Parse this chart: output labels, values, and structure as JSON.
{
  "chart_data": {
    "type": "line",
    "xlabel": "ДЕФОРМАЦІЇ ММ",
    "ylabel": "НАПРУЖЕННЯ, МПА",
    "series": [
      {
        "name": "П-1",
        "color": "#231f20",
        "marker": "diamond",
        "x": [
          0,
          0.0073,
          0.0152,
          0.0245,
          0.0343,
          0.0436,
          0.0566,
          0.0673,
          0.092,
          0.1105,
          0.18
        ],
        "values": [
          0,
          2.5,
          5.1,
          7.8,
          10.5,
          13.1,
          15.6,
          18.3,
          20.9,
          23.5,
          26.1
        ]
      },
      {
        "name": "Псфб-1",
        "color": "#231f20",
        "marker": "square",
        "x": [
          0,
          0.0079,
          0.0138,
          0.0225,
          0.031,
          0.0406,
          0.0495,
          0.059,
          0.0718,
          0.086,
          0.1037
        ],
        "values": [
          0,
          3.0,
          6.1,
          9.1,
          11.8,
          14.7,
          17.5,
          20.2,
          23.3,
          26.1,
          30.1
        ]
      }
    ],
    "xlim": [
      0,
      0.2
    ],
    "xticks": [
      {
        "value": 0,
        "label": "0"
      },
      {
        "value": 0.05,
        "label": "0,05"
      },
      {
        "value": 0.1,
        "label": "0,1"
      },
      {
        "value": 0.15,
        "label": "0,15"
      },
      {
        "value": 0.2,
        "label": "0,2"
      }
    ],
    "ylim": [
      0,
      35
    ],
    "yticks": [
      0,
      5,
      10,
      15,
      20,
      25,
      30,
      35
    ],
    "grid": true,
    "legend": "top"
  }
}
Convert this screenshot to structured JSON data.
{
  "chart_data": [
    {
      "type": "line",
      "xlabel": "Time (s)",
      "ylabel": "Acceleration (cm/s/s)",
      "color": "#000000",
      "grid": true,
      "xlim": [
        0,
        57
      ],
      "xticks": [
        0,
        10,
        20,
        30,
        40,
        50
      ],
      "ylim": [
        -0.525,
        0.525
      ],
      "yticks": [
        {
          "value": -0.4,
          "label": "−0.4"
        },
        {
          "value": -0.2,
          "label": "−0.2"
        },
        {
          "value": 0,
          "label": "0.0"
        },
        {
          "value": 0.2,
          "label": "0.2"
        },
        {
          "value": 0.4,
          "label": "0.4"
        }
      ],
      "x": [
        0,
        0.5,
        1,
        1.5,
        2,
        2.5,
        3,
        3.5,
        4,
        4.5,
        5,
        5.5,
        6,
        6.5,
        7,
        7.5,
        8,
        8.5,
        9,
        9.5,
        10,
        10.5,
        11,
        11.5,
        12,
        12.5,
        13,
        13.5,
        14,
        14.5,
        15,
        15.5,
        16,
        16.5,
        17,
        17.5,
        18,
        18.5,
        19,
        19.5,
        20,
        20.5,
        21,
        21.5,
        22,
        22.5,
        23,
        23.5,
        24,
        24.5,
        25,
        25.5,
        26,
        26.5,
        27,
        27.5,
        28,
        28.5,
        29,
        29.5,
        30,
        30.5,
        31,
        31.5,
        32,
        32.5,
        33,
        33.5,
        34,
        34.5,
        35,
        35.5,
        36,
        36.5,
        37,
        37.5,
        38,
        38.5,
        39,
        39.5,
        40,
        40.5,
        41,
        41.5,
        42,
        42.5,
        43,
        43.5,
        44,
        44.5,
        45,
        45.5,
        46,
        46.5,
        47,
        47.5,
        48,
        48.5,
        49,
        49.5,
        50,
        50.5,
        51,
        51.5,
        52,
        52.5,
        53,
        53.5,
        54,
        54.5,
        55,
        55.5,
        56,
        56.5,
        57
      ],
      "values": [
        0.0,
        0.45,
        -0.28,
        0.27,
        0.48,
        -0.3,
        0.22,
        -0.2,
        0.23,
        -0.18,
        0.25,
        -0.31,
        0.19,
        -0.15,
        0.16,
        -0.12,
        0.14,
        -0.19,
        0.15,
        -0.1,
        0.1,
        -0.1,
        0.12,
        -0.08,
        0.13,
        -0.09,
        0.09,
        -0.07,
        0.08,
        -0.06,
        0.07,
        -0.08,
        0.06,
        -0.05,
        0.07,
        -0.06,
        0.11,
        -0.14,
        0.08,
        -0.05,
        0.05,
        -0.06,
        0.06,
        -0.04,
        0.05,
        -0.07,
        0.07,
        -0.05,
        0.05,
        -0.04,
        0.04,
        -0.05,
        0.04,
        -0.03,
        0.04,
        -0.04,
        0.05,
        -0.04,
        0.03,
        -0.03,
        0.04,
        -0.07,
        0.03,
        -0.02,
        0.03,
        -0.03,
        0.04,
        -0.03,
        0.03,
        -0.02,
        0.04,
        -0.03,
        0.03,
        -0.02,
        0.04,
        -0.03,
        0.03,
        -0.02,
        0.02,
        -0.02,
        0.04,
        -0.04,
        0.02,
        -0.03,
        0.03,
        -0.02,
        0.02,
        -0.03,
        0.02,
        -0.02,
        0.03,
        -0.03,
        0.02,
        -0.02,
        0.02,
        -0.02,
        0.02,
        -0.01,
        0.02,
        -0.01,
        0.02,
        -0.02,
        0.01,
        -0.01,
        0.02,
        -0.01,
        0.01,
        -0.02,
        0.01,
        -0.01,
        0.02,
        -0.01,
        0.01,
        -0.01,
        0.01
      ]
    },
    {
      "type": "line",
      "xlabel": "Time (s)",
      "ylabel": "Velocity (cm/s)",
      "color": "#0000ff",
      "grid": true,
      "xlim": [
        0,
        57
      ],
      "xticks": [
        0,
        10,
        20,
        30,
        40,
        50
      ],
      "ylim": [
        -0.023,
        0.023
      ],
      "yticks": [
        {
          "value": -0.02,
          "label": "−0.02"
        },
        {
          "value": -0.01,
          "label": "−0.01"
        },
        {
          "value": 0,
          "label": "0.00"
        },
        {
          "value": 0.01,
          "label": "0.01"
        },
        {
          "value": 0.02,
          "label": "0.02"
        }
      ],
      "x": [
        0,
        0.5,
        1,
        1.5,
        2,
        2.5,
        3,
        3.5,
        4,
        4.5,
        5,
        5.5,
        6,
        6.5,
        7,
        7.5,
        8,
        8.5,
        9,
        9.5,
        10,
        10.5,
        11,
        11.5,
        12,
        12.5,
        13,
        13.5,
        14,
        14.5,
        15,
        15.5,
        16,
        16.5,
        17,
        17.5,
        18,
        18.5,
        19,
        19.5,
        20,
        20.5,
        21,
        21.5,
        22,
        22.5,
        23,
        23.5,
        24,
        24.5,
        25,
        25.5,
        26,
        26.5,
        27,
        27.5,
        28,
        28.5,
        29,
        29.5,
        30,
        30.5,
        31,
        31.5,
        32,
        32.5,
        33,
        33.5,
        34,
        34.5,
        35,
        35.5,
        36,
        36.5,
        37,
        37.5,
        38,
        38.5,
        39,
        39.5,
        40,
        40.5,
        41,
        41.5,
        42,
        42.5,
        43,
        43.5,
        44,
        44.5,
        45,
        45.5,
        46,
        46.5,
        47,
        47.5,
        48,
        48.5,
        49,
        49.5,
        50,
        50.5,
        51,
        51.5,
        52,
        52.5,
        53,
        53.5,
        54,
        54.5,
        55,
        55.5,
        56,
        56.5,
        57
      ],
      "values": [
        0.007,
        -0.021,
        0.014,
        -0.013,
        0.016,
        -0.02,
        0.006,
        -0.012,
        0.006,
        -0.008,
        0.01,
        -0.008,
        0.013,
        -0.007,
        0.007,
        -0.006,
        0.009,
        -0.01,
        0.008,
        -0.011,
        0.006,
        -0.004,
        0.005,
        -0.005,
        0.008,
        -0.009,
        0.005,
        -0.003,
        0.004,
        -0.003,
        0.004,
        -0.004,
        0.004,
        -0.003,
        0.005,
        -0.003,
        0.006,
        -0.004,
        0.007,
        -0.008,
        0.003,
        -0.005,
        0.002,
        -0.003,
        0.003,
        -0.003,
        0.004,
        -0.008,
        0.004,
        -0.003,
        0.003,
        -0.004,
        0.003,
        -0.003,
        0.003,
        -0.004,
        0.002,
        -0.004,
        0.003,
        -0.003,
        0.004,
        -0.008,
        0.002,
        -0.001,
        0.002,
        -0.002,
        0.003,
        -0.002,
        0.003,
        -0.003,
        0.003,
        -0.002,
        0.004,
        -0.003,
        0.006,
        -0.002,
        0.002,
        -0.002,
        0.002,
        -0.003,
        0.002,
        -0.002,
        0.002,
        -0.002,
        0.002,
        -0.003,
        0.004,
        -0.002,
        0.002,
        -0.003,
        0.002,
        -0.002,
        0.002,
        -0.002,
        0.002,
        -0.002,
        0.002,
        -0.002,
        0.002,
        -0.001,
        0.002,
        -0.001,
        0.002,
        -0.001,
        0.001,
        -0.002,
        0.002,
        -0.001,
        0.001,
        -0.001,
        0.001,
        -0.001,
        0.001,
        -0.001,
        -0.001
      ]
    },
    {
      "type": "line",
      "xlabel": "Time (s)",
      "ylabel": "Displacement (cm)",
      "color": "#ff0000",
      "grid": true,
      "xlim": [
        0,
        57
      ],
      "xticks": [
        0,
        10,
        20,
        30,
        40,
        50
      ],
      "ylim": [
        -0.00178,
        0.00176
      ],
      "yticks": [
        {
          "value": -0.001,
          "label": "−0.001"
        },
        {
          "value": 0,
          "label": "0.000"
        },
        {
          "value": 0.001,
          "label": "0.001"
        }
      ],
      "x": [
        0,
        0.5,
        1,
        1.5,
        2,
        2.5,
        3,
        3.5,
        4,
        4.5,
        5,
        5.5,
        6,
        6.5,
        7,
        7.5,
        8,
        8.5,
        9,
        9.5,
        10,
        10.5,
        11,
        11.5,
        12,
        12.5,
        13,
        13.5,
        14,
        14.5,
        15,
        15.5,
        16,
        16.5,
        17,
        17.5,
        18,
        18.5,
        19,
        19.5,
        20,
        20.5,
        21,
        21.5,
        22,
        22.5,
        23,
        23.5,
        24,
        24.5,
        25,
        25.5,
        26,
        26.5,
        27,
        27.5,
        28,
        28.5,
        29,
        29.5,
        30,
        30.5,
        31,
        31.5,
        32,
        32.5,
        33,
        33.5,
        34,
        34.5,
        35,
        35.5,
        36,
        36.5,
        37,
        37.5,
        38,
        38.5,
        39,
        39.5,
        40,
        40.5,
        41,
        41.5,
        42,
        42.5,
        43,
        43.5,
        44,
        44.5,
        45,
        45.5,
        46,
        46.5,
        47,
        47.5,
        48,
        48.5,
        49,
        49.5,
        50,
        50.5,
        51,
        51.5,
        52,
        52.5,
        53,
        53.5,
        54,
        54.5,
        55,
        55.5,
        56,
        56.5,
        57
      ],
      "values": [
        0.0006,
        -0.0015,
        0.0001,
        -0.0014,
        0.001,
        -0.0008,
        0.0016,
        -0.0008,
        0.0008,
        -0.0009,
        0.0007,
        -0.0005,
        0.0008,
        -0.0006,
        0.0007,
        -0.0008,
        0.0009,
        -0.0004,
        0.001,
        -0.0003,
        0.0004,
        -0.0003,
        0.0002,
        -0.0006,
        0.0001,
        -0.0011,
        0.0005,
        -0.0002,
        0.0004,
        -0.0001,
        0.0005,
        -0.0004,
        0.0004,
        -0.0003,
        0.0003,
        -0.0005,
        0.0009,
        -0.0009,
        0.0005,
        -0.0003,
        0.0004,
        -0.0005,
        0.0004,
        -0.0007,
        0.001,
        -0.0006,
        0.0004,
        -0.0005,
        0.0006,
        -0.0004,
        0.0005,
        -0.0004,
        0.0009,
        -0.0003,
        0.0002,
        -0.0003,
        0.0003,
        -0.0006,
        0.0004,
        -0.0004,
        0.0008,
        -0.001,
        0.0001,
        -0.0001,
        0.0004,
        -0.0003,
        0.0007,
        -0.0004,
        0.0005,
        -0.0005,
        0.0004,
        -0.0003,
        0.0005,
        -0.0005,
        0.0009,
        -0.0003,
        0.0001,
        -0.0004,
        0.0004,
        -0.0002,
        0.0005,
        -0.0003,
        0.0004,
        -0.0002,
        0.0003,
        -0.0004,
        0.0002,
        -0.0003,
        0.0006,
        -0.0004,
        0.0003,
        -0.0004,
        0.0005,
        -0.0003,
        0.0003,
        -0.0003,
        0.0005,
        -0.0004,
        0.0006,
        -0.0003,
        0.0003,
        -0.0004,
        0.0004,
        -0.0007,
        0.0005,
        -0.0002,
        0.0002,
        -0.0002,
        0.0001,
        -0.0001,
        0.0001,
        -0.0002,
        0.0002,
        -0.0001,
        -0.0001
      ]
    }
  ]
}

**Task requirements:**
Go through the data and count each line that has the word "JSON", then give the total alone.

**Written answer:**
2